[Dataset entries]
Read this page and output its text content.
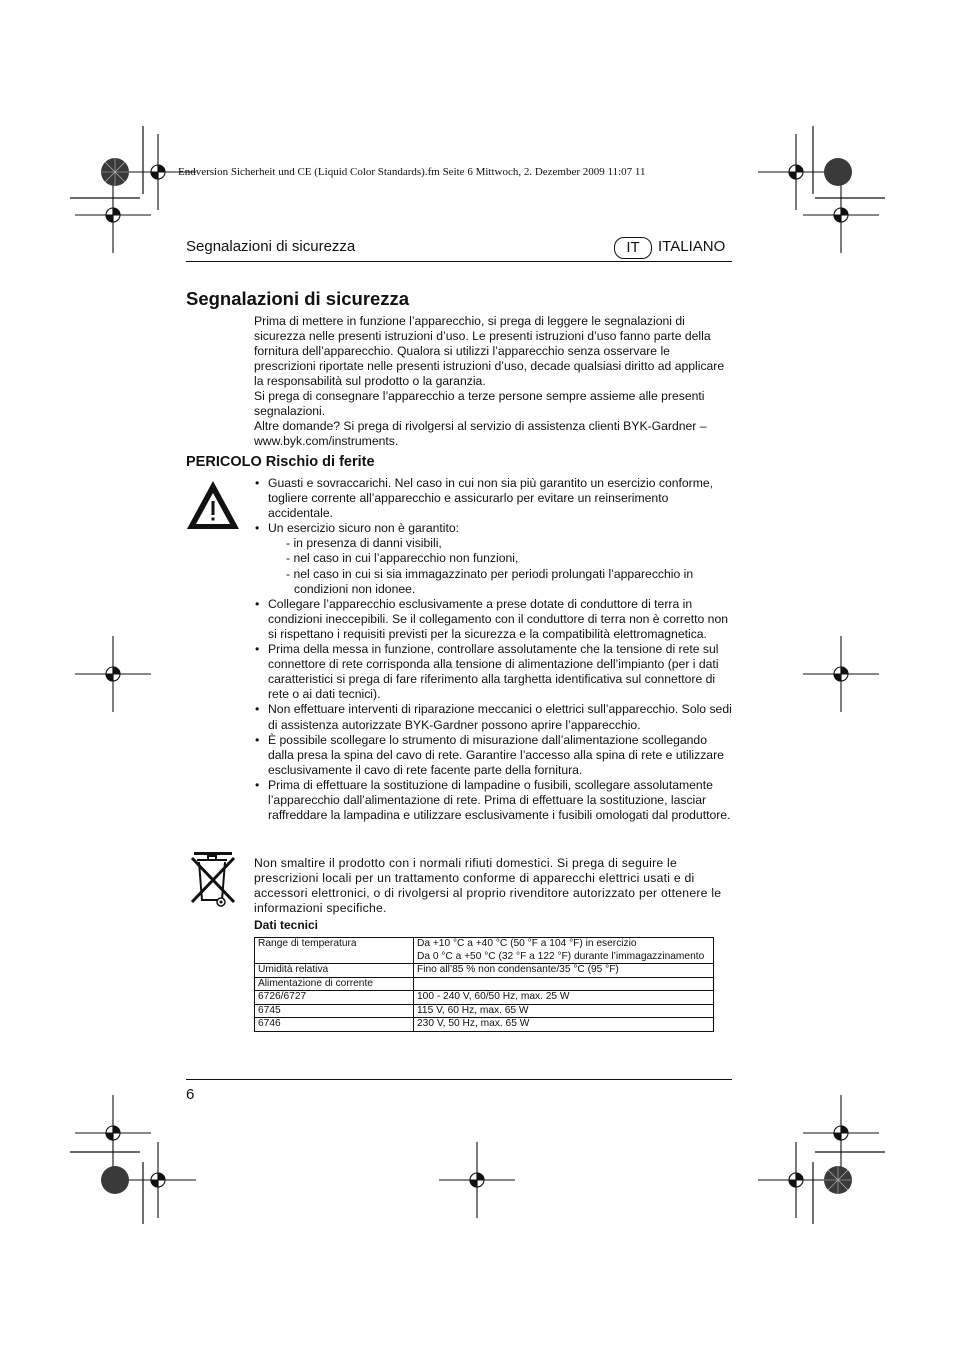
Endversion Sicherheit und CE (Liquid Color Standards).fm Seite 6 Mittwoch, 2. Dezember 2009 11:07 11
Segnalazioni di sicurezza	IT	ITALIANO
Segnalazioni di sicurezza

Prima di mettere in funzione l’apparecchio, si prega di leggere le segnalazioni di sicurezza nelle presenti istruzioni d’uso. Le presenti istruzioni d’uso fanno parte della fornitura dell’apparecchio. Qualora si utilizzi l’apparecchio senza osservare le prescrizioni riportate nelle presenti istruzioni d’uso, decade qualsiasi diritto ad applicare la responsabilità sul prodotto o la garanzia.

Si prega di consegnare l’apparecchio a terze persone sempre assieme alle presenti segnalazioni.

Altre domande? Si prega di rivolgersi al servizio di assistenza clienti BYK-Gardner – www.byk.com/instruments.

PERICOLO Rischio di ferite
• Guasti e sovraccarichi. Nel caso in cui non sia più garantito un esercizio conforme, togliere corrente all’apparecchio e assicurarlo per evitare un reinserimento accidentale.
• Un esercizio sicuro non è garantito:
- in presenza di danni visibili,
- nel caso in cui l’apparecchio non funzioni,
- nel caso in cui si sia immagazzinato per periodi prolungati l’apparecchio in condizioni non idonee.
• Collegare l’apparecchio esclusivamente a prese dotate di conduttore di terra in condizioni ineccepibili. Se il collegamento con il conduttore di terra non è corretto non si rispettano i requisiti previsti per la sicurezza e la compatibilità elettromagnetica.
• Prima della messa in funzione, controllare assolutamente che la tensione di rete sul connettore di rete corrisponda alla tensione di alimentazione dell’impianto (per i dati caratteristici si prega di fare riferimento alla targhetta identificativa sul connettore di rete o ai dati tecnici).
• Non effettuare interventi di riparazione meccanici o elettrici sull’apparecchio. Solo sedi di assistenza autorizzate BYK-Gardner possono aprire l’apparecchio.
• È possibile scollegare lo strumento di misurazione dall’alimentazione scollegando dalla presa la spina del cavo di rete. Garantire l’accesso alla spina di rete e utilizzare esclusivamente il cavo di rete facente parte della fornitura.
• Prima di effettuare la sostituzione di lampadine o fusibili, scollegare assolutamente l’apparecchio dall’alimentazione di rete. Prima di effettuare la sostituzione, lasciar raffreddare la lampadina e utilizzare esclusivamente i fusibili omologati dal produttore.
Non smaltire il prodotto con i normali rifiuti domestici. Si prega di seguire le prescrizioni locali per un trattamento conforme di apparecchi elettrici usati e di accessori elettronici, o di rivolgersi al proprio rivenditore autorizzato per ottenere le informazioni specifiche.
Dati tecnici
Range di temperatura	Da +10 °C a +40 °C (50 °F a 104 °F) in esercizio
Da 0 °C a +50 °C (32 °F a 122 °F) durante l’immagazzinamento

Umidità relativa	Fino all’85 % non condensante/35 °C (95 °F)
Alimentazione di corrente	
6726/6727	100 - 240 V, 60/50 Hz, max. 25 W
6745	115 V, 60 Hz, max. 65 W
6746	230 V, 50 Hz, max. 65 W
6
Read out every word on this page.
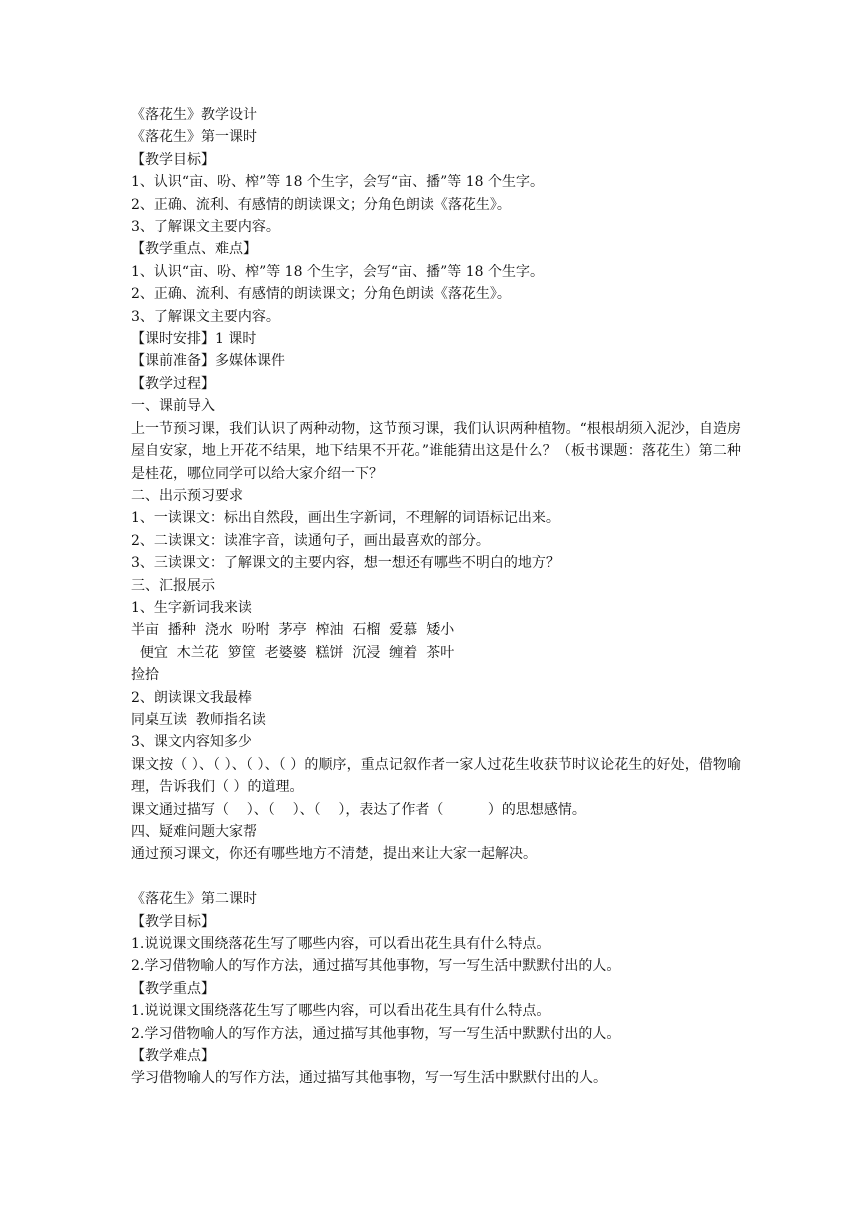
《落花生》教学设计
《落花生》第一课时
【教学目标】
1、认识“亩、吩、榨”等 18 个生字，会写“亩、播”等 18 个生字。
2、正确、流利、有感情的朗读课文；分角色朗读《落花生》。
3、了解课文主要内容。
【教学重点、难点】
1、认识“亩、吩、榨”等 18 个生字，会写“亩、播”等 18 个生字。
2、正确、流利、有感情的朗读课文；分角色朗读《落花生》。
3、了解课文主要内容。
【课时安排】1 课时
【课前准备】多媒体课件
【教学过程】
一、课前导入
上一节预习课，我们认识了两种动物，这节预习课，我们认识两种植物。“根根胡须入泥沙，自造房屋自安家，地上开花不结果，地下结果不开花。”谁能猜出这是什么？（板书课题：落花生）第二种是桂花，哪位同学可以给大家介绍一下？
二、出示预习要求
1、一读课文：标出自然段，画出生字新词，不理解的词语标记出来。
2、二读课文：读准字音，读通句子，画出最喜欢的部分。
3、三读课文：了解课文的主要内容，想一想还有哪些不明白的地方？
三、汇报展示
1、生字新词我来读
半亩  播种  浇水  吩咐  茅亭  榨油  石榴  爱慕  矮小
便宜  木兰花  箩筐  老婆婆  糕饼  沉浸  缠着  茶叶
捡拾
2、朗读课文我最棒
同桌互读  教师指名读
3、课文内容知多少
课文按（ ）、（ ）、（ ）、（ ）的顺序，重点记叙作者一家人过花生收获节时议论花生的好处，借物喻理，告诉我们（ ）的道理。
课文通过描写（    ）、（    ）、（    ），表达了作者（          ）的思想感情。
四、疑难问题大家帮
通过预习课文，你还有哪些地方不清楚，提出来让大家一起解决。
《落花生》第二课时
【教学目标】
1.说说课文围绕落花生写了哪些内容，可以看出花生具有什么特点。
2.学习借物喻人的写作方法，通过描写其他事物，写一写生活中默默付出的人。
【教学重点】
1.说说课文围绕落花生写了哪些内容，可以看出花生具有什么特点。
2.学习借物喻人的写作方法，通过描写其他事物，写一写生活中默默付出的人。
【教学难点】
学习借物喻人的写作方法，通过描写其他事物，写一写生活中默默付出的人。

What you are asked to do -> Retype each line of the listing above word for word. Exclude the pictures.

Solution ->
Read this page and output its text content.
Endversion Sicherheit und CE (Liquid Color Standards).fm Seite 6 Mittwoch, 2. Dezember 2009 11:07 11
Segnalazioni di sicurezza	IT	ITALIANO
Segnalazioni di sicurezza

Prima di mettere in funzione l’apparecchio, si prega di leggere le segnalazioni di sicurezza nelle presenti istruzioni d’uso. Le presenti istruzioni d’uso fanno parte della fornitura dell’apparecchio. Qualora si utilizzi l’apparecchio senza osservare le prescrizioni riportate nelle presenti istruzioni d’uso, decade qualsiasi diritto ad applicare la responsabilità sul prodotto o la garanzia.

Si prega di consegnare l’apparecchio a terze persone sempre assieme alle presenti segnalazioni.

Altre domande? Si prega di rivolgersi al servizio di assistenza clienti BYK-Gardner – www.byk.com/instruments.

PERICOLO Rischio di ferite
• Guasti e sovraccarichi. Nel caso in cui non sia più garantito un esercizio conforme, togliere corrente all’apparecchio e assicurarlo per evitare un reinserimento accidentale.
• Un esercizio sicuro non è garantito:
- in presenza di danni visibili,
- nel caso in cui l’apparecchio non funzioni,
- nel caso in cui si sia immagazzinato per periodi prolungati l’apparecchio in condizioni non idonee.
• Collegare l’apparecchio esclusivamente a prese dotate di conduttore di terra in condizioni ineccepibili. Se il collegamento con il conduttore di terra non è corretto non si rispettano i requisiti previsti per la sicurezza e la compatibilità elettromagnetica.
• Prima della messa in funzione, controllare assolutamente che la tensione di rete sul connettore di rete corrisponda alla tensione di alimentazione dell’impianto (per i dati caratteristici si prega di fare riferimento alla targhetta identificativa sul connettore di rete o ai dati tecnici).
• Non effettuare interventi di riparazione meccanici o elettrici sull’apparecchio. Solo sedi di assistenza autorizzate BYK-Gardner possono aprire l’apparecchio.
• È possibile scollegare lo strumento di misurazione dall’alimentazione scollegando dalla presa la spina del cavo di rete. Garantire l’accesso alla spina di rete e utilizzare esclusivamente il cavo di rete facente parte della fornitura.
• Prima di effettuare la sostituzione di lampadine o fusibili, scollegare assolutamente l’apparecchio dall’alimentazione di rete. Prima di effettuare la sostituzione, lasciar raffreddare la lampadina e utilizzare esclusivamente i fusibili omologati dal produttore.
Non smaltire il prodotto con i normali rifiuti domestici. Si prega di seguire le prescrizioni locali per un trattamento conforme di apparecchi elettrici usati e di accessori elettronici, o di rivolgersi al proprio rivenditore autorizzato per ottenere le informazioni specifiche.
Dati tecnici
Range di temperatura	Da +10 °C a +40 °C (50 °F a 104 °F) in esercizio
Da 0 °C a +50 °C (32 °F a 122 °F) durante l’immagazzinamento

Umidità relativa	Fino all’85 % non condensante/35 °C (95 °F)
Alimentazione di corrente	
6726/6727	100 - 240 V, 60/50 Hz, max. 25 W
6745	115 V, 60 Hz, max. 65 W
6746	230 V, 50 Hz, max. 65 W
6
Read out every word on this page.
《落花生》教学设计
《落花生》第一课时
【教学目标】
1、认识“亩、吩、榨”等 18 个生字，会写“亩、播”等 18 个生字。
2、正确、流利、有感情的朗读课文；分角色朗读《落花生》。
3、了解课文主要内容。
【教学重点、难点】
1、认识“亩、吩、榨”等 18 个生字，会写“亩、播”等 18 个生字。
2、正确、流利、有感情的朗读课文；分角色朗读《落花生》。
3、了解课文主要内容。
【课时安排】1 课时
【课前准备】多媒体课件
【教学过程】
一、课前导入
上一节预习课，我们认识了两种动物，这节预习课，我们认识两种植物。“根根胡须入泥沙，自造房屋自安家，地上开花不结果，地下结果不开花。”谁能猜出这是什么？（板书课题：落花生）第二种是桂花，哪位同学可以给大家介绍一下？
二、出示预习要求
1、一读课文：标出自然段，画出生字新词，不理解的词语标记出来。
2、二读课文：读准字音，读通句子，画出最喜欢的部分。
3、三读课文：了解课文的主要内容，想一想还有哪些不明白的地方？
三、汇报展示
1、生字新词我来读
半亩  播种  浇水  吩咐  茅亭  榨油  石榴  爱慕  矮小
便宜  木兰花  箩筐  老婆婆  糕饼  沉浸  缠着  茶叶
捡拾
2、朗读课文我最棒
同桌互读  教师指名读
3、课文内容知多少
课文按（ ）、（ ）、（ ）、（ ）的顺序，重点记叙作者一家人过花生收获节时议论花生的好处，借物喻理，告诉我们（ ）的道理。
课文通过描写（    ）、（    ）、（    ），表达了作者（          ）的思想感情。
四、疑难问题大家帮
通过预习课文，你还有哪些地方不清楚，提出来让大家一起解决。
《落花生》第二课时
【教学目标】
1.说说课文围绕落花生写了哪些内容，可以看出花生具有什么特点。
2.学习借物喻人的写作方法，通过描写其他事物，写一写生活中默默付出的人。
【教学重点】
1.说说课文围绕落花生写了哪些内容，可以看出花生具有什么特点。
2.学习借物喻人的写作方法，通过描写其他事物，写一写生活中默默付出的人。
【教学难点】
学习借物喻人的写作方法，通过描写其他事物，写一写生活中默默付出的人。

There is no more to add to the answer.